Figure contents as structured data
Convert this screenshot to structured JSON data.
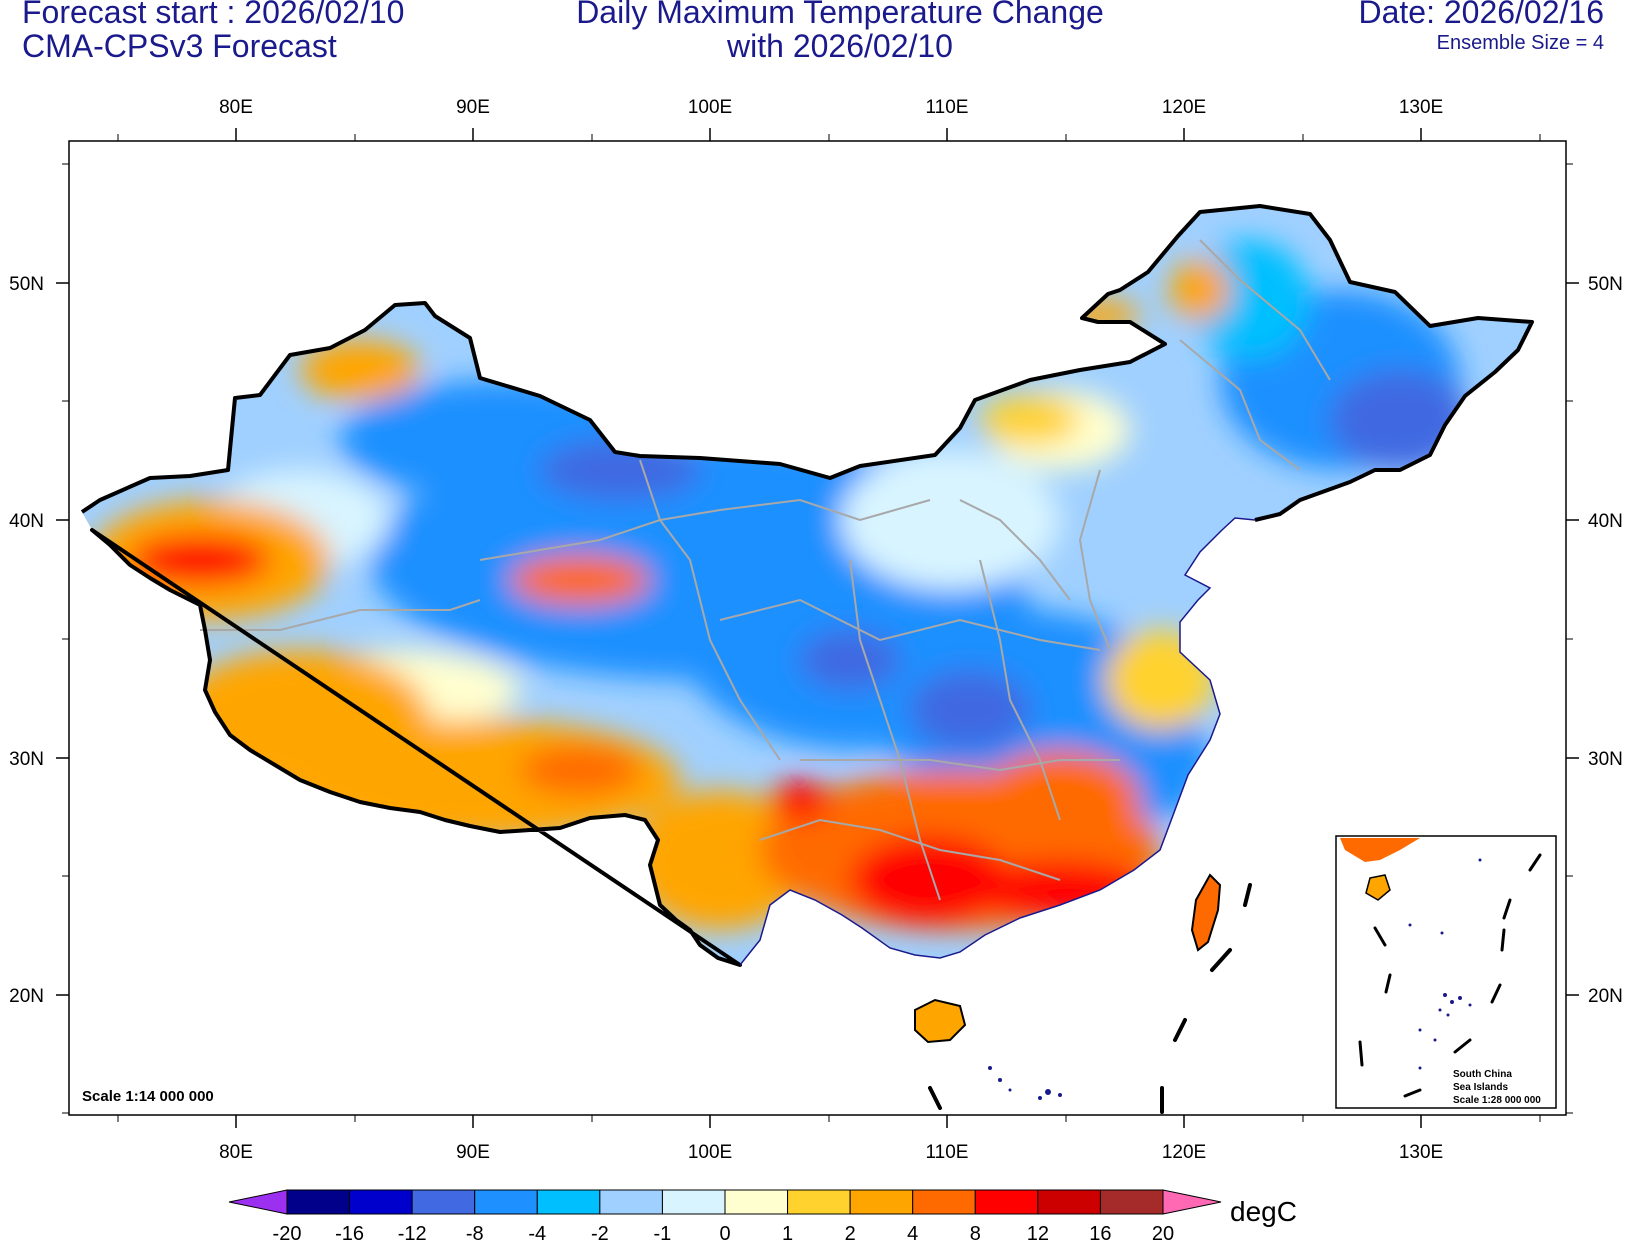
{
  "header": {
    "forecast_start": "Forecast start : 2026/02/10",
    "model": "CMA-CPSv3 Forecast",
    "title_line1": "Daily Maximum Temperature Change",
    "title_line2": "with 2026/02/10",
    "date": "Date: 2026/02/16",
    "ensemble": "Ensemble Size = 4"
  },
  "map": {
    "lon_labels": [
      "80E",
      "90E",
      "100E",
      "110E",
      "120E",
      "130E"
    ],
    "lat_labels": [
      "50N",
      "40N",
      "30N",
      "20N"
    ],
    "scale_main": "Scale 1:14 000 000",
    "inset_title": "South China",
    "inset_subtitle": "Sea Islands",
    "inset_scale": "Scale 1:28 000 000"
  },
  "colorbar": {
    "unit": "degC",
    "levels": [
      "-20",
      "-16",
      "-12",
      "-8",
      "-4",
      "-2",
      "-1",
      "0",
      "1",
      "2",
      "4",
      "8",
      "12",
      "16",
      "20"
    ],
    "colors": [
      "#9b30f0",
      "#00008b",
      "#0000cd",
      "#4169e1",
      "#1e90ff",
      "#00bfff",
      "#a0d0ff",
      "#d8f4ff",
      "#ffffd0",
      "#ffd22e",
      "#ffa500",
      "#ff6a00",
      "#ff0000",
      "#cd0000",
      "#a52a2a",
      "#ff69b4"
    ]
  },
  "colors": {
    "title": "#1a1a8c",
    "border": "#000000",
    "province": "#a8a8a8"
  }
}
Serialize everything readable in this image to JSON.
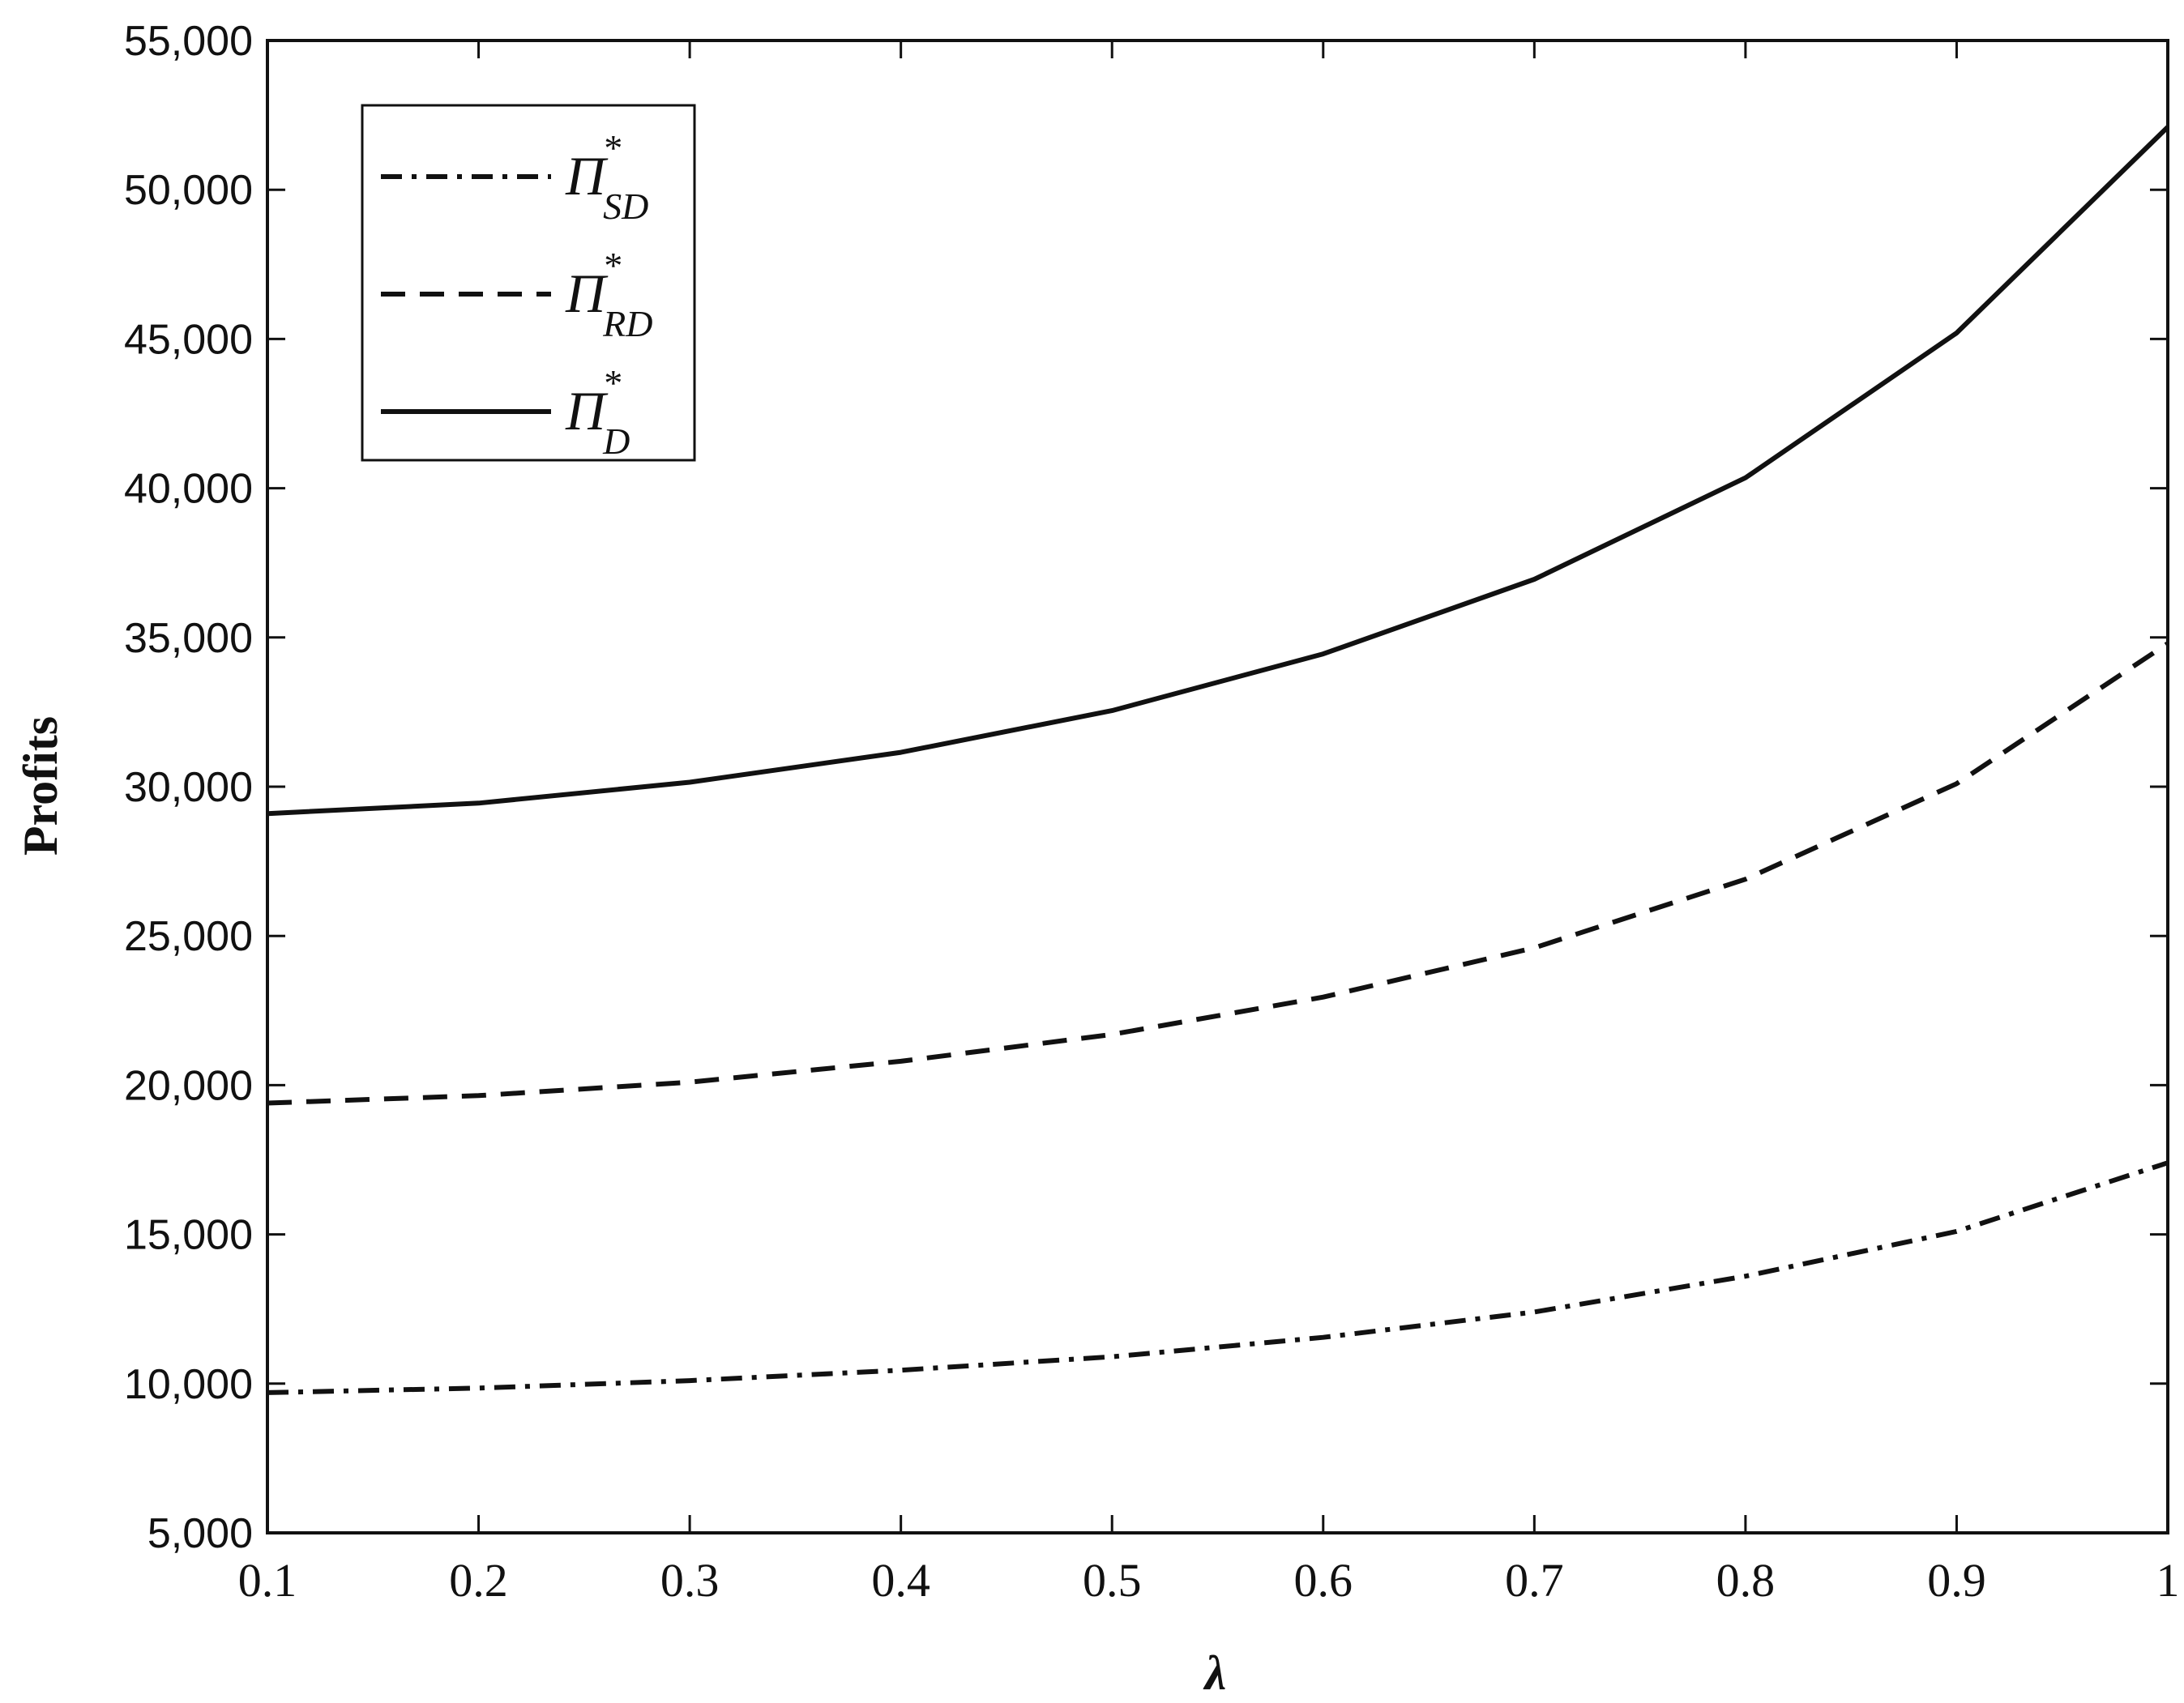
{
  "chart_data": {
    "type": "line",
    "title": "",
    "xlabel": "λ",
    "ylabel": "Profits",
    "x": [
      0.1,
      0.2,
      0.3,
      0.4,
      0.5,
      0.6,
      0.7,
      0.8,
      0.9,
      1.0
    ],
    "x_tick_labels": [
      "0.1",
      "0.2",
      "0.3",
      "0.4",
      "0.5",
      "0.6",
      "0.7",
      "0.8",
      "0.9",
      "1"
    ],
    "y_ticks": [
      5000,
      10000,
      15000,
      20000,
      25000,
      30000,
      35000,
      40000,
      45000,
      50000,
      55000
    ],
    "y_tick_labels": [
      "5,000",
      "10,000",
      "15,000",
      "20,000",
      "25,000",
      "30,000",
      "35,000",
      "40,000",
      "45,000",
      "50,000",
      "55,000"
    ],
    "xlim": [
      0.1,
      1.0
    ],
    "ylim": [
      5000,
      55000
    ],
    "grid": false,
    "legend_position": "top-left",
    "series": [
      {
        "name": "Π*SD",
        "legend_base": "Π",
        "legend_sup": "*",
        "legend_sub": "SD",
        "line_style": "dash-dot",
        "values": [
          9700,
          9850,
          10100,
          10450,
          10900,
          11550,
          12400,
          13600,
          15100,
          17400
        ]
      },
      {
        "name": "Π*RD",
        "legend_base": "Π",
        "legend_sup": "*",
        "legend_sub": "RD",
        "line_style": "dashed",
        "values": [
          19400,
          19650,
          20100,
          20800,
          21700,
          22950,
          24600,
          26900,
          30100,
          34800
        ]
      },
      {
        "name": "Π*D",
        "legend_base": "Π",
        "legend_sup": "*",
        "legend_sub": "D",
        "line_style": "solid",
        "values": [
          29100,
          29450,
          30150,
          31150,
          32550,
          34450,
          36950,
          40350,
          45200,
          52100
        ]
      }
    ]
  }
}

* _Aim_
Copy the material above exactly and drop the pictures.

* _Written response_
Convert this screenshot to structured JSON data.
{
  "header": {
    "forecast_start": "Forecast start : 2026/02/10",
    "model": "CMA-CPSv3 Forecast",
    "title_line1": "Daily Maximum Temperature Change",
    "title_line2": "with 2026/02/10",
    "date": "Date: 2026/02/16",
    "ensemble": "Ensemble Size = 4"
  },
  "map": {
    "lon_labels": [
      "80E",
      "90E",
      "100E",
      "110E",
      "120E",
      "130E"
    ],
    "lat_labels": [
      "50N",
      "40N",
      "30N",
      "20N"
    ],
    "scale_main": "Scale 1:14 000 000",
    "inset_title": "South China",
    "inset_subtitle": "Sea Islands",
    "inset_scale": "Scale 1:28 000 000"
  },
  "colorbar": {
    "unit": "degC",
    "levels": [
      "-20",
      "-16",
      "-12",
      "-8",
      "-4",
      "-2",
      "-1",
      "0",
      "1",
      "2",
      "4",
      "8",
      "12",
      "16",
      "20"
    ],
    "colors": [
      "#9b30f0",
      "#00008b",
      "#0000cd",
      "#4169e1",
      "#1e90ff",
      "#00bfff",
      "#a0d0ff",
      "#d8f4ff",
      "#ffffd0",
      "#ffd22e",
      "#ffa500",
      "#ff6a00",
      "#ff0000",
      "#cd0000",
      "#a52a2a",
      "#ff69b4"
    ]
  },
  "colors": {
    "title": "#1a1a8c",
    "border": "#000000",
    "province": "#a8a8a8"
  }
}
Serialize everything readable in this image to JSON.
{
  "chart_data": {
    "type": "line",
    "title": "",
    "xlabel": "λ",
    "ylabel": "Profits",
    "x": [
      0.1,
      0.2,
      0.3,
      0.4,
      0.5,
      0.6,
      0.7,
      0.8,
      0.9,
      1.0
    ],
    "x_tick_labels": [
      "0.1",
      "0.2",
      "0.3",
      "0.4",
      "0.5",
      "0.6",
      "0.7",
      "0.8",
      "0.9",
      "1"
    ],
    "y_ticks": [
      5000,
      10000,
      15000,
      20000,
      25000,
      30000,
      35000,
      40000,
      45000,
      50000,
      55000
    ],
    "y_tick_labels": [
      "5,000",
      "10,000",
      "15,000",
      "20,000",
      "25,000",
      "30,000",
      "35,000",
      "40,000",
      "45,000",
      "50,000",
      "55,000"
    ],
    "xlim": [
      0.1,
      1.0
    ],
    "ylim": [
      5000,
      55000
    ],
    "grid": false,
    "legend_position": "top-left",
    "series": [
      {
        "name": "Π*SD",
        "legend_base": "Π",
        "legend_sup": "*",
        "legend_sub": "SD",
        "line_style": "dash-dot",
        "values": [
          9700,
          9850,
          10100,
          10450,
          10900,
          11550,
          12400,
          13600,
          15100,
          17400
        ]
      },
      {
        "name": "Π*RD",
        "legend_base": "Π",
        "legend_sup": "*",
        "legend_sub": "RD",
        "line_style": "dashed",
        "values": [
          19400,
          19650,
          20100,
          20800,
          21700,
          22950,
          24600,
          26900,
          30100,
          34800
        ]
      },
      {
        "name": "Π*D",
        "legend_base": "Π",
        "legend_sup": "*",
        "legend_sub": "D",
        "line_style": "solid",
        "values": [
          29100,
          29450,
          30150,
          31150,
          32550,
          34450,
          36950,
          40350,
          45200,
          52100
        ]
      }
    ]
  }
}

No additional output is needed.